Exercise instructions :: Omit every picture and return the rest of the data unaltered.

Provided data ::
⁂
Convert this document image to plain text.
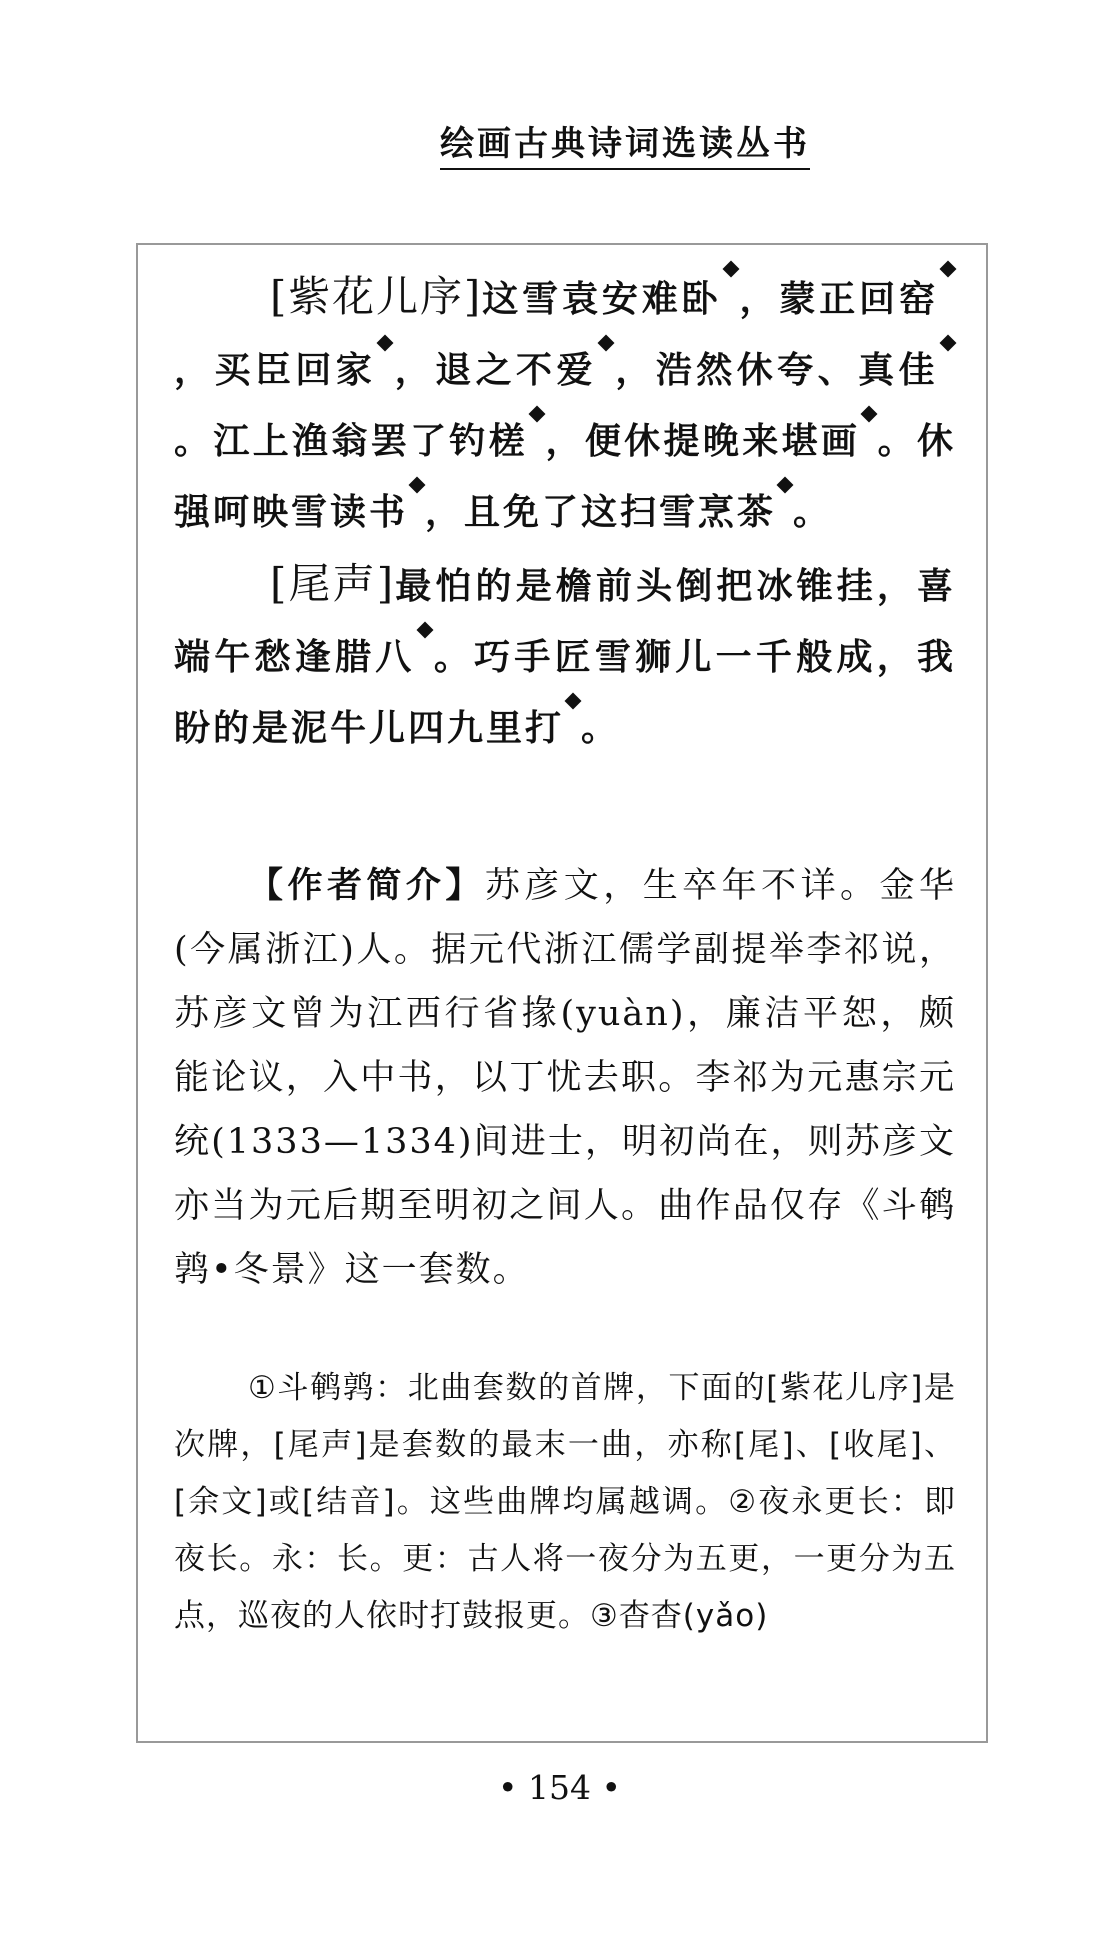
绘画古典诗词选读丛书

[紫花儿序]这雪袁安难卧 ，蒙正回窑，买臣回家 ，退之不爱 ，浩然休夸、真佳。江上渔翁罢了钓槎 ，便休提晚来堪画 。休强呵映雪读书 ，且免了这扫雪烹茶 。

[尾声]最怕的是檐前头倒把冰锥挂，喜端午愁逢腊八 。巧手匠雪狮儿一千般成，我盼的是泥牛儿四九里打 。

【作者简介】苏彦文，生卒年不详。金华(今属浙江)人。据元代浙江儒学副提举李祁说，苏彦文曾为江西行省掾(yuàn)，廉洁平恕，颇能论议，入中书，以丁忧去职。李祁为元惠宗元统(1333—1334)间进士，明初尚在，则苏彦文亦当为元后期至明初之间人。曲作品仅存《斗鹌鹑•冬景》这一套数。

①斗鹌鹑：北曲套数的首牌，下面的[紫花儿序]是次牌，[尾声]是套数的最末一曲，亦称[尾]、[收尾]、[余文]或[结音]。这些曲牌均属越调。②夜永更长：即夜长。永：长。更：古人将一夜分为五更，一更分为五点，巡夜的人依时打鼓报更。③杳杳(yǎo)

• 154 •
⁂
Exercise solution ::
Convert this document image to plain text.
绘画古典诗词选读丛书

[紫花儿序]这雪袁安难卧 ，蒙正回窑，买臣回家 ，退之不爱 ，浩然休夸、真佳。江上渔翁罢了钓槎 ，便休提晚来堪画 。休强呵映雪读书 ，且免了这扫雪烹茶 。

[尾声]最怕的是檐前头倒把冰锥挂，喜端午愁逢腊八 。巧手匠雪狮儿一千般成，我盼的是泥牛儿四九里打 。

【作者简介】苏彦文，生卒年不详。金华(今属浙江)人。据元代浙江儒学副提举李祁说，苏彦文曾为江西行省掾(yuàn)，廉洁平恕，颇能论议，入中书，以丁忧去职。李祁为元惠宗元统(1333—1334)间进士，明初尚在，则苏彦文亦当为元后期至明初之间人。曲作品仅存《斗鹌鹑•冬景》这一套数。

①斗鹌鹑：北曲套数的首牌，下面的[紫花儿序]是次牌，[尾声]是套数的最末一曲，亦称[尾]、[收尾]、[余文]或[结音]。这些曲牌均属越调。②夜永更长：即夜长。永：长。更：古人将一夜分为五更，一更分为五点，巡夜的人依时打鼓报更。③杳杳(yǎo)

• 154 •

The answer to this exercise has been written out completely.